## START PROVIDED MATERIAL
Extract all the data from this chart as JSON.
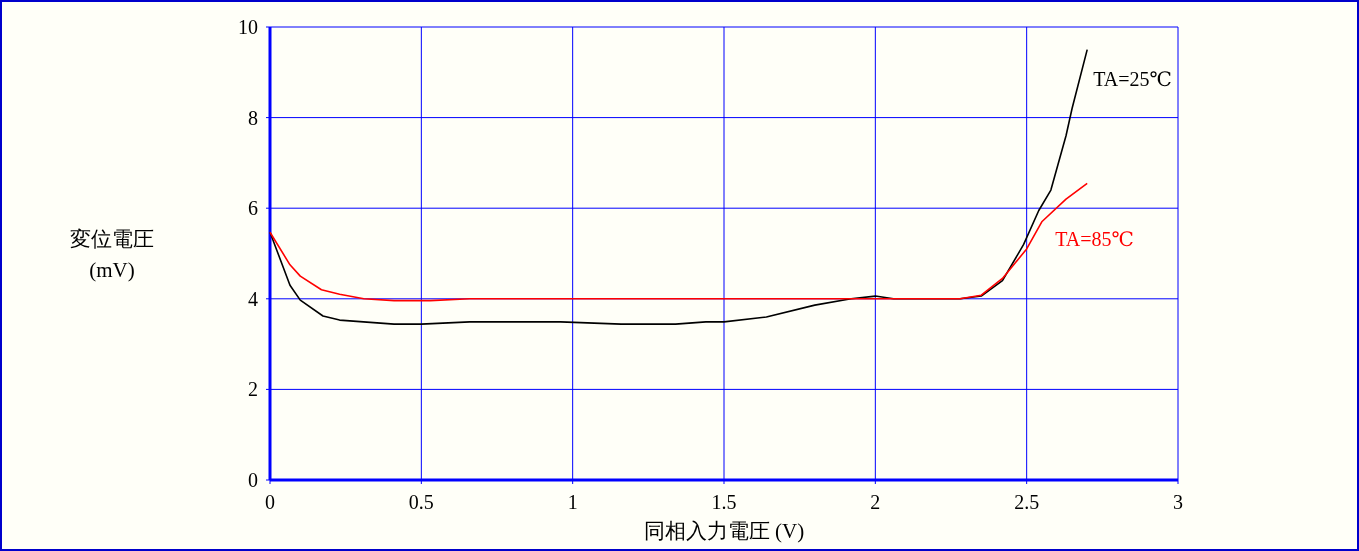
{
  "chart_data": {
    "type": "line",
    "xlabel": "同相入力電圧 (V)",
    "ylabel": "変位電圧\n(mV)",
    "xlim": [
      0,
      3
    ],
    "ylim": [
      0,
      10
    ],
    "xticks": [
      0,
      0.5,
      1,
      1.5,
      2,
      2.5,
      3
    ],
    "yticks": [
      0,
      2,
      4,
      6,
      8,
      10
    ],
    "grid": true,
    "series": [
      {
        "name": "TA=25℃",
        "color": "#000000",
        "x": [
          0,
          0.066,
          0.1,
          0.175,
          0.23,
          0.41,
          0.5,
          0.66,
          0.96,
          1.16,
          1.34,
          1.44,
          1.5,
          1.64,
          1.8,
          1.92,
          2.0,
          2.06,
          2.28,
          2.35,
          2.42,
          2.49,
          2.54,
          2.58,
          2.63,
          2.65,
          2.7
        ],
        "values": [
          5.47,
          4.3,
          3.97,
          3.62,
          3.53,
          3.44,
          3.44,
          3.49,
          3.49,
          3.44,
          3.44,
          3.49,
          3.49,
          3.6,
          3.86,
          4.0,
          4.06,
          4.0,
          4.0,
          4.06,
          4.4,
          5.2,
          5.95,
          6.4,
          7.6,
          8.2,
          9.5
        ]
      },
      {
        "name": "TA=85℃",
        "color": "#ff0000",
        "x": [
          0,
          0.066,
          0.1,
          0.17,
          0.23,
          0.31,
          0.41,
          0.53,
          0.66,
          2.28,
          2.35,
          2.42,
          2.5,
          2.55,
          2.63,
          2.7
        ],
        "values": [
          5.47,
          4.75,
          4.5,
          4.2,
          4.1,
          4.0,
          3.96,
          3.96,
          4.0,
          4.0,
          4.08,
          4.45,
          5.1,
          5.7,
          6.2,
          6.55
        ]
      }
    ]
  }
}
## END PROVIDED MATERIAL
▶ [YOUR INSTRUCTIONS]: Print out every entry above without changing a word, and leave out the pictures.

▶ [TASK RESPONSE]:
Extract all the data from this chart as JSON.
{
  "chart_data": {
    "type": "line",
    "xlabel": "同相入力電圧 (V)",
    "ylabel": "変位電圧\n(mV)",
    "xlim": [
      0,
      3
    ],
    "ylim": [
      0,
      10
    ],
    "xticks": [
      0,
      0.5,
      1,
      1.5,
      2,
      2.5,
      3
    ],
    "yticks": [
      0,
      2,
      4,
      6,
      8,
      10
    ],
    "grid": true,
    "series": [
      {
        "name": "TA=25℃",
        "color": "#000000",
        "x": [
          0,
          0.066,
          0.1,
          0.175,
          0.23,
          0.41,
          0.5,
          0.66,
          0.96,
          1.16,
          1.34,
          1.44,
          1.5,
          1.64,
          1.8,
          1.92,
          2.0,
          2.06,
          2.28,
          2.35,
          2.42,
          2.49,
          2.54,
          2.58,
          2.63,
          2.65,
          2.7
        ],
        "values": [
          5.47,
          4.3,
          3.97,
          3.62,
          3.53,
          3.44,
          3.44,
          3.49,
          3.49,
          3.44,
          3.44,
          3.49,
          3.49,
          3.6,
          3.86,
          4.0,
          4.06,
          4.0,
          4.0,
          4.06,
          4.4,
          5.2,
          5.95,
          6.4,
          7.6,
          8.2,
          9.5
        ]
      },
      {
        "name": "TA=85℃",
        "color": "#ff0000",
        "x": [
          0,
          0.066,
          0.1,
          0.17,
          0.23,
          0.31,
          0.41,
          0.53,
          0.66,
          2.28,
          2.35,
          2.42,
          2.5,
          2.55,
          2.63,
          2.7
        ],
        "values": [
          5.47,
          4.75,
          4.5,
          4.2,
          4.1,
          4.0,
          3.96,
          3.96,
          4.0,
          4.0,
          4.08,
          4.45,
          5.1,
          5.7,
          6.2,
          6.55
        ]
      }
    ]
  }
}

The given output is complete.